== Exercise brief ==
Find how many lines contain the word "addField" and state that number alone.

== Saved entries ==
------------
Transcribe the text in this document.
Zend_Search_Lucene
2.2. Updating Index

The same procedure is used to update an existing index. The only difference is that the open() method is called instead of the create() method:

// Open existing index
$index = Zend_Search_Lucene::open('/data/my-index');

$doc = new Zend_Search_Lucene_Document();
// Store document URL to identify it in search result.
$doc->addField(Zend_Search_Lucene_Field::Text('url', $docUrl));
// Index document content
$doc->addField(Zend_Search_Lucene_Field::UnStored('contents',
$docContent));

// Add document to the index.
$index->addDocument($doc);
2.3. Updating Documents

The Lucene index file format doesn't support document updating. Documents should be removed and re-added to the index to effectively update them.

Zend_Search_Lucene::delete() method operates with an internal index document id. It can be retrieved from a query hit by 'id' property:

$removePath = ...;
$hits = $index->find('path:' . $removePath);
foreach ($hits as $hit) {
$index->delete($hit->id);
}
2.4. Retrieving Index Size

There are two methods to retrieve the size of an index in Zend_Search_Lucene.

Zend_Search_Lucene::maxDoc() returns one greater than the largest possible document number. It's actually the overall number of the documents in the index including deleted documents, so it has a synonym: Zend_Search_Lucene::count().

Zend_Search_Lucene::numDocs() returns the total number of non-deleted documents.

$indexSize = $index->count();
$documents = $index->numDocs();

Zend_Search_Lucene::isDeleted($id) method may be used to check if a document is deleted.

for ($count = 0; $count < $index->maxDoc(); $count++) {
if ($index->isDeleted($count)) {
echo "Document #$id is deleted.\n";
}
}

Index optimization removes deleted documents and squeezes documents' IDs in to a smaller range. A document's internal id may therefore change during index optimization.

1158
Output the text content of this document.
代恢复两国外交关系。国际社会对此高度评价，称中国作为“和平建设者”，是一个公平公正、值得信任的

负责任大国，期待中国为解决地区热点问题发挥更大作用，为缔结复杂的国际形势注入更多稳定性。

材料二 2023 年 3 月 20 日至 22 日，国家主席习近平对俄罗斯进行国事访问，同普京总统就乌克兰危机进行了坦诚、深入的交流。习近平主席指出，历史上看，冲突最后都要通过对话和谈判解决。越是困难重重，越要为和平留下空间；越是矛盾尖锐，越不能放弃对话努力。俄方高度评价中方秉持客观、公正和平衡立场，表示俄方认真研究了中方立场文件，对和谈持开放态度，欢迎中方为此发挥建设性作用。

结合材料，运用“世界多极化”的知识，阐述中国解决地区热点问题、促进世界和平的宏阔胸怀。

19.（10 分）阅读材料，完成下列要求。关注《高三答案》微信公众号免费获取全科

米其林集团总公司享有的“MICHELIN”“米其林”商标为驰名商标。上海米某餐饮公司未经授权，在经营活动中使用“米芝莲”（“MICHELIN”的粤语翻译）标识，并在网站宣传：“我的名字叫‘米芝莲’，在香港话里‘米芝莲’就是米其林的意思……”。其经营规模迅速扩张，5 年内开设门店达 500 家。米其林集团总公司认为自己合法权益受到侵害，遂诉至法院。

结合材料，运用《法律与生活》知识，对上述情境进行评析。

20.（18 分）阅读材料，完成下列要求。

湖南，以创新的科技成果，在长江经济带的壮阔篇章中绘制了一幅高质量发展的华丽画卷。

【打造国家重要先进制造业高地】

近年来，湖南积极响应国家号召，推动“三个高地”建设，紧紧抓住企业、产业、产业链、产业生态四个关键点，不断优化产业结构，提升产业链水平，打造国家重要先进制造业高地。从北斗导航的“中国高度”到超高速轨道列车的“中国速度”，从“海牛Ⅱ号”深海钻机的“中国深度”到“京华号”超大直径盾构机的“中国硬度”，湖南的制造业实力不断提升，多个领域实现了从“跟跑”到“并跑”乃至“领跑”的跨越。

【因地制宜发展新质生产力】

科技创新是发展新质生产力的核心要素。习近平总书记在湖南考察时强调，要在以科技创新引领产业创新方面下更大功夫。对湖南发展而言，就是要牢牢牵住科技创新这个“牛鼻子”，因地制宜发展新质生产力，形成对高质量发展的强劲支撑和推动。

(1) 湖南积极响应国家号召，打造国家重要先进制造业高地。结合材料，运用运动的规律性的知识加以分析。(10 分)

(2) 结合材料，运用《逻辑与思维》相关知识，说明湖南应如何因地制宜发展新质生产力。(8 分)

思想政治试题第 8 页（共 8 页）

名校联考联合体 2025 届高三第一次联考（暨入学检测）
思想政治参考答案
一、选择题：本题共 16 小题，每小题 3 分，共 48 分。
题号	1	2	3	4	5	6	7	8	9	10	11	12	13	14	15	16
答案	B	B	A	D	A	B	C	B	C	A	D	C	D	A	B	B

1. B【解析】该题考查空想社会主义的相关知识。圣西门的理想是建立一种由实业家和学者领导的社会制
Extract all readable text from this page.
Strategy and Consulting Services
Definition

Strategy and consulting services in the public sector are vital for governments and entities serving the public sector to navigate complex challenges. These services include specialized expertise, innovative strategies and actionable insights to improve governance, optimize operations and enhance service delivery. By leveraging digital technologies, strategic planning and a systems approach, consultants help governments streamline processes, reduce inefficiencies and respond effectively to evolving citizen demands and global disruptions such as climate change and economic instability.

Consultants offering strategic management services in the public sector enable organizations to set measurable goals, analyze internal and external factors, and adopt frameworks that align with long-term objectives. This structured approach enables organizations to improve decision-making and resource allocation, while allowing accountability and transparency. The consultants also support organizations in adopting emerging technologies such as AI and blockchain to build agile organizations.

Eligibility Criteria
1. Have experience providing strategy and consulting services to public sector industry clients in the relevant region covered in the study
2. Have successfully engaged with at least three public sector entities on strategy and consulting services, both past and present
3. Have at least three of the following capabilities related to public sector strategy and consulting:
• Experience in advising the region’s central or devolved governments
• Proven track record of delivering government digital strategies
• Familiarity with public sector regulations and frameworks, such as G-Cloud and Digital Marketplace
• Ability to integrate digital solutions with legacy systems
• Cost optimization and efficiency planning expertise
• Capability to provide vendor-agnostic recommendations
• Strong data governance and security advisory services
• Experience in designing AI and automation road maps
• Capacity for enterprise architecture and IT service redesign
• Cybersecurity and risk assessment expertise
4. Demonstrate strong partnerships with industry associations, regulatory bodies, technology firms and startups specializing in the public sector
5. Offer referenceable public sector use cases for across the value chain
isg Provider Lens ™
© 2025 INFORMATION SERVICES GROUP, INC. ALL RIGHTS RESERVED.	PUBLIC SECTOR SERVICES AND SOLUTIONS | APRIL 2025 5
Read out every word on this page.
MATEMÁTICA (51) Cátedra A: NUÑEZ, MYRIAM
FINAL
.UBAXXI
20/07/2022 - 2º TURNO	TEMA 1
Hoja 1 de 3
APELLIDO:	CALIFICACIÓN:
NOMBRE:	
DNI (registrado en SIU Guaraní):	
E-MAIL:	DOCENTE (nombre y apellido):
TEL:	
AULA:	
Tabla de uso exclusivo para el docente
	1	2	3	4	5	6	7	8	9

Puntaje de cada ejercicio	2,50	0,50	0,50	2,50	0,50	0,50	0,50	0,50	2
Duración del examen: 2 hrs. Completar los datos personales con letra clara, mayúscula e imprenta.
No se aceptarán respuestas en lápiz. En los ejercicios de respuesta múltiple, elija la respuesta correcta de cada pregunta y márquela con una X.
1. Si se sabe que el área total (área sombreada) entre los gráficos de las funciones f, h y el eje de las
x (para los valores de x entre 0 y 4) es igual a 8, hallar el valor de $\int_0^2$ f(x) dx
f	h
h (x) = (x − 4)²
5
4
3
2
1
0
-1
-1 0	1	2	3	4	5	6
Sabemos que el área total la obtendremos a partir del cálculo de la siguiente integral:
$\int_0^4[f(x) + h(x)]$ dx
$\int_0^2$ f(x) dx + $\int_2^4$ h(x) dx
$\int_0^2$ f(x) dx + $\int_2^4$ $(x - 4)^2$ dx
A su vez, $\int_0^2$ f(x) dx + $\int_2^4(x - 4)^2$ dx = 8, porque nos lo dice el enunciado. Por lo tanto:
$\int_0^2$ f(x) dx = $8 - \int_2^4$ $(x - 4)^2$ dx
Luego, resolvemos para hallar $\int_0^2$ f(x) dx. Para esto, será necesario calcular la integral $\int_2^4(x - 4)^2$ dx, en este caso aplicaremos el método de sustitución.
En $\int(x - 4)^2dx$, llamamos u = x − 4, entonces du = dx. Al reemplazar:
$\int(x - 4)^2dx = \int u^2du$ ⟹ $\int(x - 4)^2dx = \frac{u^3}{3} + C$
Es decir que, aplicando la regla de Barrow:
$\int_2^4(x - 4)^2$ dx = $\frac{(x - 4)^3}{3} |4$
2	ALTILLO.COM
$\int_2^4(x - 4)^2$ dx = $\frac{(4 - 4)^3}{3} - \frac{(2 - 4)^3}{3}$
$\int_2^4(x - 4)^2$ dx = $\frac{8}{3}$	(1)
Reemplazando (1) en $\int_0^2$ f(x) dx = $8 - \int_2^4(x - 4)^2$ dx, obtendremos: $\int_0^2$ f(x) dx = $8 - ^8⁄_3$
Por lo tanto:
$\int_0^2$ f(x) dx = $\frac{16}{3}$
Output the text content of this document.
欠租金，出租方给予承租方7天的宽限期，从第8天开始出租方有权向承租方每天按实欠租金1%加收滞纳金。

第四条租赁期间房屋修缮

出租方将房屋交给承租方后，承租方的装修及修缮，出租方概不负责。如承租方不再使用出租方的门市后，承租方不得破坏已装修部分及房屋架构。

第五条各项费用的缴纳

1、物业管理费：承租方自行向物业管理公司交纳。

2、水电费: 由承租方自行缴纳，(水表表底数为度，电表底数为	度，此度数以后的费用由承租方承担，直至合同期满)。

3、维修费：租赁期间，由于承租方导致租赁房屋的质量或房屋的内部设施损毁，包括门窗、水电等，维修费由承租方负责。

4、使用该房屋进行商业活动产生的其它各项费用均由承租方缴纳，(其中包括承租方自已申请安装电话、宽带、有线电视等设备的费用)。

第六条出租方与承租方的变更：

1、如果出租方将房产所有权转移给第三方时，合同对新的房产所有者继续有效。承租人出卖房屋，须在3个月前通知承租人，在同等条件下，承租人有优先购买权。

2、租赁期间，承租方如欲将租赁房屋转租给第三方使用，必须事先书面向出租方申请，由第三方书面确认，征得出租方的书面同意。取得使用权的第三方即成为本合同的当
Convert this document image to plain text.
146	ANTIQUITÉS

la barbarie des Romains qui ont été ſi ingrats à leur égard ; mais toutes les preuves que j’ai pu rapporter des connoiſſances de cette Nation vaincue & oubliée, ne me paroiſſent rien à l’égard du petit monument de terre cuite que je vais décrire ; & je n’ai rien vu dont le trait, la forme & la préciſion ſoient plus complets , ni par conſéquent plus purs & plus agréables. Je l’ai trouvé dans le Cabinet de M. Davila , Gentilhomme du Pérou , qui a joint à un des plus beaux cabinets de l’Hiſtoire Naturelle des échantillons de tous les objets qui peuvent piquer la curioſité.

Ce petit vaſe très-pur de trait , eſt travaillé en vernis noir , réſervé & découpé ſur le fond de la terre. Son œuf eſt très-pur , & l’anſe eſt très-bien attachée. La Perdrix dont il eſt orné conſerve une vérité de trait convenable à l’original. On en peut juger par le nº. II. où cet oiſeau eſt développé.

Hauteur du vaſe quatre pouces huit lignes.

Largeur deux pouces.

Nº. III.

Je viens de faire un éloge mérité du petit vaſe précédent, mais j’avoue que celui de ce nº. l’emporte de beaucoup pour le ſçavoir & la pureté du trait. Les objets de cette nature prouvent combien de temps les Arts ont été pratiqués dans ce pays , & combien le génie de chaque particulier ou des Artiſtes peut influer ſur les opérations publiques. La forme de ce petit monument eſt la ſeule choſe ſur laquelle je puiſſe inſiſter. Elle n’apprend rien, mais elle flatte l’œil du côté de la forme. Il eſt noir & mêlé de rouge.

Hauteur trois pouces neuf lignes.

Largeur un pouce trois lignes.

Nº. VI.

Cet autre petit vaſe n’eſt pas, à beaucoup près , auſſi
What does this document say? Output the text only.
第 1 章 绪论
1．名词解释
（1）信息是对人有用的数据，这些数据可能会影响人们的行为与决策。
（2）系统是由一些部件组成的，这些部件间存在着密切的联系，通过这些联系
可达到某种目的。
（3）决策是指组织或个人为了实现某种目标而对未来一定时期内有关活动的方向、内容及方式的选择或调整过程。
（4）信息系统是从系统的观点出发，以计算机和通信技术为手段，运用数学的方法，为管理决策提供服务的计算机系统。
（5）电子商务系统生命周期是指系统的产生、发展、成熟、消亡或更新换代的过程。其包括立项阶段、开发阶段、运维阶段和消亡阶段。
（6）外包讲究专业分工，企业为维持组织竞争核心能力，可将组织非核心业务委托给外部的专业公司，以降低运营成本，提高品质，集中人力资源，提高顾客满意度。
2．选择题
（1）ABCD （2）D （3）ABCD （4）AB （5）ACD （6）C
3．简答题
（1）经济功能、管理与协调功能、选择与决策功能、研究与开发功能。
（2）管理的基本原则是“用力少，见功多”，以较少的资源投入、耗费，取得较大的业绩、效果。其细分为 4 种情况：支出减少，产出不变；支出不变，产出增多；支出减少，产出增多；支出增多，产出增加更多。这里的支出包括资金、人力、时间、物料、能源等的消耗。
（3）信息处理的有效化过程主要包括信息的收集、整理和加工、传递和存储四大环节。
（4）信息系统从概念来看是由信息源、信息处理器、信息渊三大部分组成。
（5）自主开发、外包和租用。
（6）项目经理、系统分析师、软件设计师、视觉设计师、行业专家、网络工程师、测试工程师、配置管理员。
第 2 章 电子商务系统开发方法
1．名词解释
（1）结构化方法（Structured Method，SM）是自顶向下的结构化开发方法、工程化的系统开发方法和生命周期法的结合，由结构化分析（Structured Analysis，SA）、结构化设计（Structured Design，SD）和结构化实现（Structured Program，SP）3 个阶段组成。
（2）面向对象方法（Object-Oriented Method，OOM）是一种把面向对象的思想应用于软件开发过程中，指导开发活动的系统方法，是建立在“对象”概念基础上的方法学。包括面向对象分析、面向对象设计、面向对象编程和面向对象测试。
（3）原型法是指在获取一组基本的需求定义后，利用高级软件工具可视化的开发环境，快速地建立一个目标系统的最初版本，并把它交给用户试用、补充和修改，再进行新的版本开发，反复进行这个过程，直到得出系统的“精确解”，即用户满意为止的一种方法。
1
------------
== Correct output ==
2